What follows is a block of records; restate each one word for word.

Data entries
* * * *
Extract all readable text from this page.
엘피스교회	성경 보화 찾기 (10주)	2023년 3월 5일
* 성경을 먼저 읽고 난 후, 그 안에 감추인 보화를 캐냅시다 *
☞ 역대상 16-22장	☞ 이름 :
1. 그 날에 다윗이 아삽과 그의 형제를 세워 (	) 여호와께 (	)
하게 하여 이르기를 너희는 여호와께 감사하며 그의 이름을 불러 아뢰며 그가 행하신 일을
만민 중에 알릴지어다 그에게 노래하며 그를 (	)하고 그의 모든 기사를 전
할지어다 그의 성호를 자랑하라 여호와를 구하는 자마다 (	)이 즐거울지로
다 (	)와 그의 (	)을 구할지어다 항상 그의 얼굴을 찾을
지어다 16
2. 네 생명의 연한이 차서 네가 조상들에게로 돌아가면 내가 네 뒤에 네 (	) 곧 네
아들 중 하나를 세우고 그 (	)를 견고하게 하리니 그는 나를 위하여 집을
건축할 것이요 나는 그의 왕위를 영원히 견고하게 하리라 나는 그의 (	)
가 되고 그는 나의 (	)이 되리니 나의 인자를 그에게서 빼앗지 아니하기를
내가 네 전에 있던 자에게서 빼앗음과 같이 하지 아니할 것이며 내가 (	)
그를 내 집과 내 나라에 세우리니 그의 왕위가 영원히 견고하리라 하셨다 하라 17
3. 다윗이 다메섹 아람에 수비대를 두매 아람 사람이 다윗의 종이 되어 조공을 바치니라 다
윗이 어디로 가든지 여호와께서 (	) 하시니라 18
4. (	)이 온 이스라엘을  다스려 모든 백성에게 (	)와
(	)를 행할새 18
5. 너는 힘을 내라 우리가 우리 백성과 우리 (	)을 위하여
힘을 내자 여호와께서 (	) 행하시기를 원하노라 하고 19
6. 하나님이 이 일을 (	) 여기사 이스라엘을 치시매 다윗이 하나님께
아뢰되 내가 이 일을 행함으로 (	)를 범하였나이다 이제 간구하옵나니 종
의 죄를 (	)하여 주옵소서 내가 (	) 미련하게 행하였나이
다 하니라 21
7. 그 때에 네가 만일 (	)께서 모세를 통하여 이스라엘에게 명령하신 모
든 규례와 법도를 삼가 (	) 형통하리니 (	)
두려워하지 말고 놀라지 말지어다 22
* * * *
● **Result of the task**
Extract all readable text from this page.
엘피스교회	성경 보화 찾기 (10주)	2023년 3월 5일
* 성경을 먼저 읽고 난 후, 그 안에 감추인 보화를 캐냅시다 *
☞ 역대상 16-22장	☞ 이름 :
1. 그 날에 다윗이 아삽과 그의 형제를 세워 (	) 여호와께 (	)
하게 하여 이르기를 너희는 여호와께 감사하며 그의 이름을 불러 아뢰며 그가 행하신 일을
만민 중에 알릴지어다 그에게 노래하며 그를 (	)하고 그의 모든 기사를 전
할지어다 그의 성호를 자랑하라 여호와를 구하는 자마다 (	)이 즐거울지로
다 (	)와 그의 (	)을 구할지어다 항상 그의 얼굴을 찾을
지어다 16
2. 네 생명의 연한이 차서 네가 조상들에게로 돌아가면 내가 네 뒤에 네 (	) 곧 네
아들 중 하나를 세우고 그 (	)를 견고하게 하리니 그는 나를 위하여 집을
건축할 것이요 나는 그의 왕위를 영원히 견고하게 하리라 나는 그의 (	)
가 되고 그는 나의 (	)이 되리니 나의 인자를 그에게서 빼앗지 아니하기를
내가 네 전에 있던 자에게서 빼앗음과 같이 하지 아니할 것이며 내가 (	)
그를 내 집과 내 나라에 세우리니 그의 왕위가 영원히 견고하리라 하셨다 하라 17
3. 다윗이 다메섹 아람에 수비대를 두매 아람 사람이 다윗의 종이 되어 조공을 바치니라 다
윗이 어디로 가든지 여호와께서 (	) 하시니라 18
4. (	)이 온 이스라엘을  다스려 모든 백성에게 (	)와
(	)를 행할새 18
5. 너는 힘을 내라 우리가 우리 백성과 우리 (	)을 위하여
힘을 내자 여호와께서 (	) 행하시기를 원하노라 하고 19
6. 하나님이 이 일을 (	) 여기사 이스라엘을 치시매 다윗이 하나님께
아뢰되 내가 이 일을 행함으로 (	)를 범하였나이다 이제 간구하옵나니 종
의 죄를 (	)하여 주옵소서 내가 (	) 미련하게 행하였나이
다 하니라 21
7. 그 때에 네가 만일 (	)께서 모세를 통하여 이스라엘에게 명령하신 모
든 규례와 법도를 삼가 (	) 형통하리니 (	)
두려워하지 말고 놀라지 말지어다 22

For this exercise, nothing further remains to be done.